— start of INFORMATION GIVEN —

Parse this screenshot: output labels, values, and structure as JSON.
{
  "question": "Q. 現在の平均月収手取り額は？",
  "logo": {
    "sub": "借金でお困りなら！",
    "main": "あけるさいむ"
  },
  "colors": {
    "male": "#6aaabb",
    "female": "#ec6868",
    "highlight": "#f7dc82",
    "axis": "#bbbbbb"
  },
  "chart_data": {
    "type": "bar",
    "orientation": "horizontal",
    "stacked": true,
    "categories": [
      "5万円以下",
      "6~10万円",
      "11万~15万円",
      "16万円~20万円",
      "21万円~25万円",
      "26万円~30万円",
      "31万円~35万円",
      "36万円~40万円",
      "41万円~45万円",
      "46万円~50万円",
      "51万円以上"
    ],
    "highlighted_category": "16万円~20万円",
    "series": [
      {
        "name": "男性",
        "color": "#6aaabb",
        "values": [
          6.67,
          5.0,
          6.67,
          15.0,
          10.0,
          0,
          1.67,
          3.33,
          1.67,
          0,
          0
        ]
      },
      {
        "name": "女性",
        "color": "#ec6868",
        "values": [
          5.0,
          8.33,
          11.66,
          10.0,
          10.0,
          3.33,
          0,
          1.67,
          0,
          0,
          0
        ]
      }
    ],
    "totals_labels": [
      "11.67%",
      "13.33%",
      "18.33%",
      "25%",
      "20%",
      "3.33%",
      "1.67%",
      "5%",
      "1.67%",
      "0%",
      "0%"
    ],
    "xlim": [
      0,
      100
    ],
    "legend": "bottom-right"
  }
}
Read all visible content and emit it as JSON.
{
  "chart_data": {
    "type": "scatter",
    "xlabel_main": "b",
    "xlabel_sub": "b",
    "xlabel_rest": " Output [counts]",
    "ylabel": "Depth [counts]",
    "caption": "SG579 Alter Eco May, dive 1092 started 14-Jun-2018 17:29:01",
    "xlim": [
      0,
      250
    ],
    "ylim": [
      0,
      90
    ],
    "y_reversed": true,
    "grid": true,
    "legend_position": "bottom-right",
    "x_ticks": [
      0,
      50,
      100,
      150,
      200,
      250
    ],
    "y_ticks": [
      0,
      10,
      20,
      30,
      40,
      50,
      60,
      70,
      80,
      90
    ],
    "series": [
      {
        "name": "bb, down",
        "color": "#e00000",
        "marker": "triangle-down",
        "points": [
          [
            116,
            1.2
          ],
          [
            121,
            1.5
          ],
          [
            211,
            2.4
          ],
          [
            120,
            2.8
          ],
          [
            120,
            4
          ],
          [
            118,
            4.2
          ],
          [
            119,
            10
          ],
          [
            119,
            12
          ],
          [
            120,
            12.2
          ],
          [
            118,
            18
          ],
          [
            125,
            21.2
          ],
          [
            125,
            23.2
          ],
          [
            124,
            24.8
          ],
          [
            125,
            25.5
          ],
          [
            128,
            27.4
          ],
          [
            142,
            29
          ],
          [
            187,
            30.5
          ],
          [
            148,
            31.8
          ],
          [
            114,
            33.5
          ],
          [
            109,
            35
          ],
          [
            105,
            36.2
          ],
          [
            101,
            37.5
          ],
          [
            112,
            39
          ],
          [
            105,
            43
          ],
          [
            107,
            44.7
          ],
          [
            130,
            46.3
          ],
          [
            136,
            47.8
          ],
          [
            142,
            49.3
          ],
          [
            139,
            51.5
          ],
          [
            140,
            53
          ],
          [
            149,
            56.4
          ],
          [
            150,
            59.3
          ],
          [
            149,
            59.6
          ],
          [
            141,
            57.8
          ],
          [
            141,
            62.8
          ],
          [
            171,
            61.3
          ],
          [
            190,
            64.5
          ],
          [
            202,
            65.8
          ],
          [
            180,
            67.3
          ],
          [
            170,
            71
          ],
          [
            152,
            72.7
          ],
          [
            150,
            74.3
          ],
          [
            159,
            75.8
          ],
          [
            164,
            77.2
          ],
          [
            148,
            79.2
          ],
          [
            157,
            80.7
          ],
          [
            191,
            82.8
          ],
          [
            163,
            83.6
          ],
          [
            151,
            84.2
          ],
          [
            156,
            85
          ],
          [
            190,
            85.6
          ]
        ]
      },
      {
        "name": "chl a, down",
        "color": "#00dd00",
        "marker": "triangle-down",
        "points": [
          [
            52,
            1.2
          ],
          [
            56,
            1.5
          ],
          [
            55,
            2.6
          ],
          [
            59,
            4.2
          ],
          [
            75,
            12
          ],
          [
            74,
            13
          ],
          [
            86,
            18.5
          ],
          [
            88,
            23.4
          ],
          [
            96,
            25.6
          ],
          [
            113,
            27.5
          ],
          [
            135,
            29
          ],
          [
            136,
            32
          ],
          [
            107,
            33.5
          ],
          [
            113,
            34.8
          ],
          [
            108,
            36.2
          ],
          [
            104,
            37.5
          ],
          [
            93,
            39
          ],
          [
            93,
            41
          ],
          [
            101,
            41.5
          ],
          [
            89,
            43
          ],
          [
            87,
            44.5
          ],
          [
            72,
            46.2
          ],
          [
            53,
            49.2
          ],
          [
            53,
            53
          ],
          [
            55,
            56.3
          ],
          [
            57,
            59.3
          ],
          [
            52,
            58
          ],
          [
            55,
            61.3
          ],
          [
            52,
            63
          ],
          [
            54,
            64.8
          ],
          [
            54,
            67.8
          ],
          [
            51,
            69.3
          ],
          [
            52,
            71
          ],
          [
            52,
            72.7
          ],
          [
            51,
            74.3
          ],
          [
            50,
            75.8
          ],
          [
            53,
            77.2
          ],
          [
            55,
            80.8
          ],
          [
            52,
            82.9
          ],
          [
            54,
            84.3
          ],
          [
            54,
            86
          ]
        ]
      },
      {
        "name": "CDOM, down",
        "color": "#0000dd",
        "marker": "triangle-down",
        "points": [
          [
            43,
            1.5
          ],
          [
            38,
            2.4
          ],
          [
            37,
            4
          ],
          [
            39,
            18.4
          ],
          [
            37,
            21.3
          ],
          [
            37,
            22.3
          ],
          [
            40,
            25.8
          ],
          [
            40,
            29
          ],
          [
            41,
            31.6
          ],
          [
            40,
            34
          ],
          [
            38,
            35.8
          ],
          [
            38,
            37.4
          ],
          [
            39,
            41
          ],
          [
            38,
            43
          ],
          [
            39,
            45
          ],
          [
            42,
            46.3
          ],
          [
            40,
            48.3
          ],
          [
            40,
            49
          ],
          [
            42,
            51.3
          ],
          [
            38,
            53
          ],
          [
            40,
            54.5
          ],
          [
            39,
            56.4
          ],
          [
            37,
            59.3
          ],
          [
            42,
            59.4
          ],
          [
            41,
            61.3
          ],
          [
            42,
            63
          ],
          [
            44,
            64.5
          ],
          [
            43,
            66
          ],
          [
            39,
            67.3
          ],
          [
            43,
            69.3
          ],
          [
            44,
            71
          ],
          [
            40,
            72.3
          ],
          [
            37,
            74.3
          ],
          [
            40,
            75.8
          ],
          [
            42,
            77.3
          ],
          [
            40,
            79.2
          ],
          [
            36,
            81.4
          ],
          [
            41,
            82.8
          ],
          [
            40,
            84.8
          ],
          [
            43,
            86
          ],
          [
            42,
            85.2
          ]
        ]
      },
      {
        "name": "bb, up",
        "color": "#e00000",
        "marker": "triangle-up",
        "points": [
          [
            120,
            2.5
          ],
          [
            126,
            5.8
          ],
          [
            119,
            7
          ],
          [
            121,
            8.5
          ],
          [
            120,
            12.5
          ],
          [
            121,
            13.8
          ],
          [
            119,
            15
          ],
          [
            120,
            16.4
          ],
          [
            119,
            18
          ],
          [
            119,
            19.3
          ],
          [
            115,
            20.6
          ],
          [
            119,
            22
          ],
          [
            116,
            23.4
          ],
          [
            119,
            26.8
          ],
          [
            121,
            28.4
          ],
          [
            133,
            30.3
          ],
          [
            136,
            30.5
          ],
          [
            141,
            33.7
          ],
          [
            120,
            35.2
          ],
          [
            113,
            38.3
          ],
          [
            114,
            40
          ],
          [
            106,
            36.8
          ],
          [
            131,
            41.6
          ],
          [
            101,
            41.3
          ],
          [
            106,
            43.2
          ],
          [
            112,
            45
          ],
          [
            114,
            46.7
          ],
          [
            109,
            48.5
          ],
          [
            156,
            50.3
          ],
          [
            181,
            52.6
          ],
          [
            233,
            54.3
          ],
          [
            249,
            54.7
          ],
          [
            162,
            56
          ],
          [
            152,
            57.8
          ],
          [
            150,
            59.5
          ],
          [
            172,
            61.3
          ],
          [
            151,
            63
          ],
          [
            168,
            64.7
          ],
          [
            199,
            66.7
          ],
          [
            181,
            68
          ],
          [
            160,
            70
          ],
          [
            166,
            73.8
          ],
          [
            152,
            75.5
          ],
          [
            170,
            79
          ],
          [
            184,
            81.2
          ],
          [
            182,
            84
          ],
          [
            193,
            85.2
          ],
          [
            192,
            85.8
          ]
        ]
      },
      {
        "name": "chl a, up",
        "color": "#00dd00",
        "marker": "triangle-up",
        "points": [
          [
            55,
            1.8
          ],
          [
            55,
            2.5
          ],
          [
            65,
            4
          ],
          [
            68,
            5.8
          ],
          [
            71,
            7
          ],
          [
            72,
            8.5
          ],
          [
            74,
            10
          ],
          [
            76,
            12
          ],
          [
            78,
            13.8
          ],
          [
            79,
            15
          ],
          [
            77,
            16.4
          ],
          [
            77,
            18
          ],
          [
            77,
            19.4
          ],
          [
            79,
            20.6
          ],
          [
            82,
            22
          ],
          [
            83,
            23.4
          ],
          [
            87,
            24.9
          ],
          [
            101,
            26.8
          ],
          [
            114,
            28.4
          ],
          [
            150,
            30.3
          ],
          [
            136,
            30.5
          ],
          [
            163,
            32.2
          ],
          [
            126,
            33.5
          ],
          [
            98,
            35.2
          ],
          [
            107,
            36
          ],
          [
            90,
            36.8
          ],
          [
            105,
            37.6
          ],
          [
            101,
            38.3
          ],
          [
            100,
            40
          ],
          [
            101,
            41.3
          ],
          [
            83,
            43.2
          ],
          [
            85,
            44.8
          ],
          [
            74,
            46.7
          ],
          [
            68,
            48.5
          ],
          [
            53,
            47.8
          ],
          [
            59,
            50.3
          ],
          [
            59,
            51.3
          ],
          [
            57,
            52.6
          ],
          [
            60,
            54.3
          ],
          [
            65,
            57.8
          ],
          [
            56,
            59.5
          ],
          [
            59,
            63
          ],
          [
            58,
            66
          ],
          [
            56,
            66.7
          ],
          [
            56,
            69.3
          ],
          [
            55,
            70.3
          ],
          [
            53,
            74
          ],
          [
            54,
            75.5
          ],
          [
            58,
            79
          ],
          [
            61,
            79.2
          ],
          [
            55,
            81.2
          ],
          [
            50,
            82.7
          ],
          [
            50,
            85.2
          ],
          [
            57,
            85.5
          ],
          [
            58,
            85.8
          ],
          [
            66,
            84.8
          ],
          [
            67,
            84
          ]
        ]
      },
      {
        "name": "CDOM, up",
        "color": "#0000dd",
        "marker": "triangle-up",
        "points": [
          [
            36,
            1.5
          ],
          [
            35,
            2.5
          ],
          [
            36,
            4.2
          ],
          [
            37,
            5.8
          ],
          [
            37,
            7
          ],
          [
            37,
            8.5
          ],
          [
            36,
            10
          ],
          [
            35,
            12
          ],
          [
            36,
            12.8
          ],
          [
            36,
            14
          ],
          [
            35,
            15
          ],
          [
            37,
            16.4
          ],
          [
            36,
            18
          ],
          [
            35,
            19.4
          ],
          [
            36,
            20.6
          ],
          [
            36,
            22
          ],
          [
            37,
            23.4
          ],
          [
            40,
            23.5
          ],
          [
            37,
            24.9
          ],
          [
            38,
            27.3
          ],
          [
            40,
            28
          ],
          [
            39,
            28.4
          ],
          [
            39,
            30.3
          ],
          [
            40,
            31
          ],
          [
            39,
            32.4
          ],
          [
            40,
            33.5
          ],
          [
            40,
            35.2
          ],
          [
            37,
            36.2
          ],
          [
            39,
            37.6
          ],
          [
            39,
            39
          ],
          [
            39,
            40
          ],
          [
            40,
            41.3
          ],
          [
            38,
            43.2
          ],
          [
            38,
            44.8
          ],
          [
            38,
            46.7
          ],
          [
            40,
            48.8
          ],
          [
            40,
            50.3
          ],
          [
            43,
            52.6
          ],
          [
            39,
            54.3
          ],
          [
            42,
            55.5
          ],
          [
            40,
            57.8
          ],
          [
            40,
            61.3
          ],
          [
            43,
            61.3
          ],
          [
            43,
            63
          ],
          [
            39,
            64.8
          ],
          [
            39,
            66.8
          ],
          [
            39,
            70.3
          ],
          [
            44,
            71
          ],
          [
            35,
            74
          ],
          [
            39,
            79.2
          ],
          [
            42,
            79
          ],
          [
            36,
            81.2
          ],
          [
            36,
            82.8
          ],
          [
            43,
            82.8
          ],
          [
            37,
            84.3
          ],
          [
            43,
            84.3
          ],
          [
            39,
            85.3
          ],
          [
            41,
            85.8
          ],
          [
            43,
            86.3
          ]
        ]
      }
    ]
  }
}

— end of INFORMATION GIVEN —

* WORK TO COMPLETE
Determine how many lines above contain "true" as a word or string. Give the number alone.

* EXERCISE RESPONSE
3